> [Приведённый отрывок]:
═══

У Брамса была такая склонность, и потому от его набросков осталось совсем немногое. Иногда об особенностях его работы можно судить по поправкам в рукописях – иной раз весьма поучительным. В остальном, однако, применительно к Брамсу в этом смысле приходится довольствоваться теми редкими случаями, когда какое-нибудь его произведение – или фрагмент произведения – существует в различных вариантах. Однако, если имеешь дело с Брамсом, узнать, через какие стадии проходил процесс его сочинительства, так и не удается. Именно в этом плане бетховенские черновики дают особенно богатый материал. Они-то как раз ясно показывают, что в большинстве случаев мелодия, тема, мотив проходят долгий путь развития, прежде чем находка композитора обретает свою окончательную, адекватную ее характеру форму.
То, что можно было бы назвать начальной идеей, представляет собой – в той или иной степени – импровизацию. Фантазия композитора работает над этой идеей, по-разному поворачивая, расширяя, варьируя ее, пока она не получает форму, в наибольшей мере соответствующую поставленной цели. Работа эта совершается за счет критического чутья композитора, в котором он должен быть уверен. По этому поводу Брамс однажды в беседе с Георгом Геншелем сказал: «Творчества без тяжкого труда не бывает. То, что обычно называют находкой, музыкальной идеей, – это поначалу результат озарения, нечто такое, за что я не несу никакой ответственности и в чем нет моей заслуги. Это подарок, дар, который я имею право чуть ли не презирать, пока мой труд не превратит его в мою собственность. И с этим никак нельзя спешить. Это как с посеянным зернышком, которое прорастает и развивается само собой». В одном Брамс никогда не сомневался: что именно такие находки и составляют субстанцию собственно музыки, что они – душа произведения, самое ценное в нем.

═══

> [Записи]:
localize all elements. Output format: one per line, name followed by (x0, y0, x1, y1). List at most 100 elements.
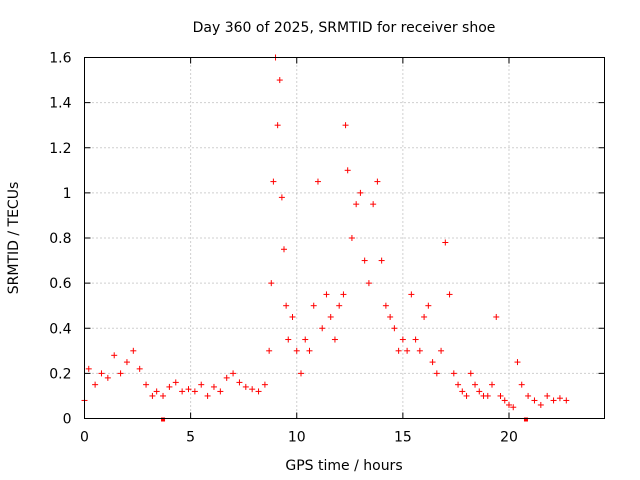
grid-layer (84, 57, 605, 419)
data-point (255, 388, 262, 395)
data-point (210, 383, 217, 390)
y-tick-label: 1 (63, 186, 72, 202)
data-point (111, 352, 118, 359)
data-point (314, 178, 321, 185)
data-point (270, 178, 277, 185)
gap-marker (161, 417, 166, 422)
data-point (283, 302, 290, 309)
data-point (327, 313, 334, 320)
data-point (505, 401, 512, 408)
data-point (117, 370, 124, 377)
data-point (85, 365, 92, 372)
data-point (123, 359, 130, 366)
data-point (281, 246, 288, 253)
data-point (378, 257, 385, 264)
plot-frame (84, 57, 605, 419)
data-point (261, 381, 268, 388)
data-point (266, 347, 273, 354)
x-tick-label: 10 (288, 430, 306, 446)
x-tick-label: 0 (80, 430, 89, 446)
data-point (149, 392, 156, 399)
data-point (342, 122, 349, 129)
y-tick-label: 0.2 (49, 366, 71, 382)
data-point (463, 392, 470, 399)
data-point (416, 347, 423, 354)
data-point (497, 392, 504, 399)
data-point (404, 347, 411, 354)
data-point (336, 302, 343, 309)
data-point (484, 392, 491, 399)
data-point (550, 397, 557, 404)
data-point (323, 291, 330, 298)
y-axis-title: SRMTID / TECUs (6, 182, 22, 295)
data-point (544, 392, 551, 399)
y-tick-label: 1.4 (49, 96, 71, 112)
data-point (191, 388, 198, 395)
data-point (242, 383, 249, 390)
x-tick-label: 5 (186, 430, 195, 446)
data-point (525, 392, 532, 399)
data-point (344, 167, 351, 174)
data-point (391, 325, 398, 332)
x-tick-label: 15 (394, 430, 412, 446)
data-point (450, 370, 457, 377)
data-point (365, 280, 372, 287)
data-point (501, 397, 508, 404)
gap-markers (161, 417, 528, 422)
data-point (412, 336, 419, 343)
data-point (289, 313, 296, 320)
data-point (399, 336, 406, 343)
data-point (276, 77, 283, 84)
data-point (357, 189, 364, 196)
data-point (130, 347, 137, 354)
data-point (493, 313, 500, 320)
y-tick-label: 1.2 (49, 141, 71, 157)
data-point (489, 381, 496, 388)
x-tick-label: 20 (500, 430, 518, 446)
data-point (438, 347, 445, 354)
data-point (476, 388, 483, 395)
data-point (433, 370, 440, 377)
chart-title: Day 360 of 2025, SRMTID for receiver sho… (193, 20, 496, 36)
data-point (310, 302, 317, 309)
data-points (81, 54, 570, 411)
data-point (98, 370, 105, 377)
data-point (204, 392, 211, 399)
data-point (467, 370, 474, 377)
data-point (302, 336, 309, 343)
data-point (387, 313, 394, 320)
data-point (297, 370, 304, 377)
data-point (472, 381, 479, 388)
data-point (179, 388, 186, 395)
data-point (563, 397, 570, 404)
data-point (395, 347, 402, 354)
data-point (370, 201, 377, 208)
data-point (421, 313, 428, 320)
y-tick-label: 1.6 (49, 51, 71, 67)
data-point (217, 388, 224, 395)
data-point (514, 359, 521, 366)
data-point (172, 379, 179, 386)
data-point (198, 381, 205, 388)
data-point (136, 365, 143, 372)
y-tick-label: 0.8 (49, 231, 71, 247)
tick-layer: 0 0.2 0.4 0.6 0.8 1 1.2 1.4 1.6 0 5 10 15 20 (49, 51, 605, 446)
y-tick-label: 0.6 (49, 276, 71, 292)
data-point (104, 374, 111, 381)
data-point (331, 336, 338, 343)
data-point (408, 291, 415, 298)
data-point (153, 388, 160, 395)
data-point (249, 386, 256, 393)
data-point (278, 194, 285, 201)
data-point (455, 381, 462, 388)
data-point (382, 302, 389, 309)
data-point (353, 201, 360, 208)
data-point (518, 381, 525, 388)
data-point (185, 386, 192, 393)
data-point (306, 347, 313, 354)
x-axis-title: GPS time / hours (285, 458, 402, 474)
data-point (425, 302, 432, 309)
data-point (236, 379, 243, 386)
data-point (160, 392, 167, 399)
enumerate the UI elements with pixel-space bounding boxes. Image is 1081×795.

═══

> [Задание 1]:
Как по-английски звучит предложение из отрывка о работе Брамса: «Именно в этом плане бетховенские черновики дают особенно богатый материал.»?
> [Задание 2]:
Продолжите отрывок о работе Брамса над музыкальными идеями, начав сразу после его последнего предложения.

> [Ответ 1]:
It is precisely in this respect that Beethoven's sketches provide especially rich material.

> [Ответ 2]:
Именно об этом можно говорить применительно к единственному крупному произведению Брамса, которое он полностью переработал, – фортепианному трио си мажор, написанному в 1854 году. То обстоятельство, что оно было опубликовано спустя двадцать шесть лет, превратило это сочинение в подлинный компендиум зрелого мастерства композитора; «новая редакция» – это осуществленная на практике критика юношеского произведения, которая беспощадно вскрывает все его слабости и извлекает из них уроки. В итоге три из четырех частей подверглись кардинальной переделке. Все, что в них осталось от прежнего, – это великолепная, вдохновенная начальная тема, никак не более того. Лишь Скерцо счастливо прошло испытания, отделавшись всего только новой кодой. Чудо – поскольку другого подобного случая музыка просто не знает – состоит в том, что в новой редакции нигде, ни в одном такте не чувствуется нарушения стиля; и в новой форме, со всем тем новым материалом, который потребовался взамен старого, непригодного, юношеская избыточность чувств, свойственная первоначальной редакции, по-прежнему не знает преград, образный мир произведения остается неизменным. Невольно напрашивается сравнение с парижской редакцией вагнеровского «Тангейзера», где все добавления, и прежде всего вакханалия в начальной сцене, по стилю решительно отличаются от первоначального варианта.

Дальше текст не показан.